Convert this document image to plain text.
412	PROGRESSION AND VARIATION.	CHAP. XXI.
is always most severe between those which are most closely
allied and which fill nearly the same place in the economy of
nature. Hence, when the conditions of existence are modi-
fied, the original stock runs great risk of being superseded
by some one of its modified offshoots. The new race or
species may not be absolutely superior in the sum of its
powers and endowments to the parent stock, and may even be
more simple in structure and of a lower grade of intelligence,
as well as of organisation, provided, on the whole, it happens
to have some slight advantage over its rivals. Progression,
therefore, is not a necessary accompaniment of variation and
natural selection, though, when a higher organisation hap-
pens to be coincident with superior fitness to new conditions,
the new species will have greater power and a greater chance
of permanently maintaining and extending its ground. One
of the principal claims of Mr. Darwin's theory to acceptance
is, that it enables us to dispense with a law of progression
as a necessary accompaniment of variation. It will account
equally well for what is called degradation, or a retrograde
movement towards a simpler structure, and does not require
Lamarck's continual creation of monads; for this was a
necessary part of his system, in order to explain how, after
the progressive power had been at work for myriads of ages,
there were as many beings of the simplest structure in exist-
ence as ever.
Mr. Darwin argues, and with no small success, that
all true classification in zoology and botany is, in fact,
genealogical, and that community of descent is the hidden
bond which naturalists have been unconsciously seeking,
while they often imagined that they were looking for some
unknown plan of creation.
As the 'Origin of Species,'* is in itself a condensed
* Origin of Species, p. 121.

▸ Aim: Transcribe all of the lines in the records precisely.

▸ The answer:
Convert this document image to plain text.
412	PROGRESSION AND VARIATION.	CHAP. XXI.
is always most severe between those which are most closely
allied and which fill nearly the same place in the economy of
nature. Hence, when the conditions of existence are modi-
fied, the original stock runs great risk of being superseded
by some one of its modified offshoots. The new race or
species may not be absolutely superior in the sum of its
powers and endowments to the parent stock, and may even be
more simple in structure and of a lower grade of intelligence,
as well as of organisation, provided, on the whole, it happens
to have some slight advantage over its rivals. Progression,
therefore, is not a necessary accompaniment of variation and
natural selection, though, when a higher organisation hap-
pens to be coincident with superior fitness to new conditions,
the new species will have greater power and a greater chance
of permanently maintaining and extending its ground. One
of the principal claims of Mr. Darwin's theory to acceptance
is, that it enables us to dispense with a law of progression
as a necessary accompaniment of variation. It will account
equally well for what is called degradation, or a retrograde
movement towards a simpler structure, and does not require
Lamarck's continual creation of monads; for this was a
necessary part of his system, in order to explain how, after
the progressive power had been at work for myriads of ages,
there were as many beings of the simplest structure in exist-
ence as ever.
Mr. Darwin argues, and with no small success, that
all true classification in zoology and botany is, in fact,
genealogical, and that community of descent is the hidden
bond which naturalists have been unconsciously seeking,
while they often imagined that they were looking for some
unknown plan of creation.
As the 'Origin of Species,'* is in itself a condensed
* Origin of Species, p. 121.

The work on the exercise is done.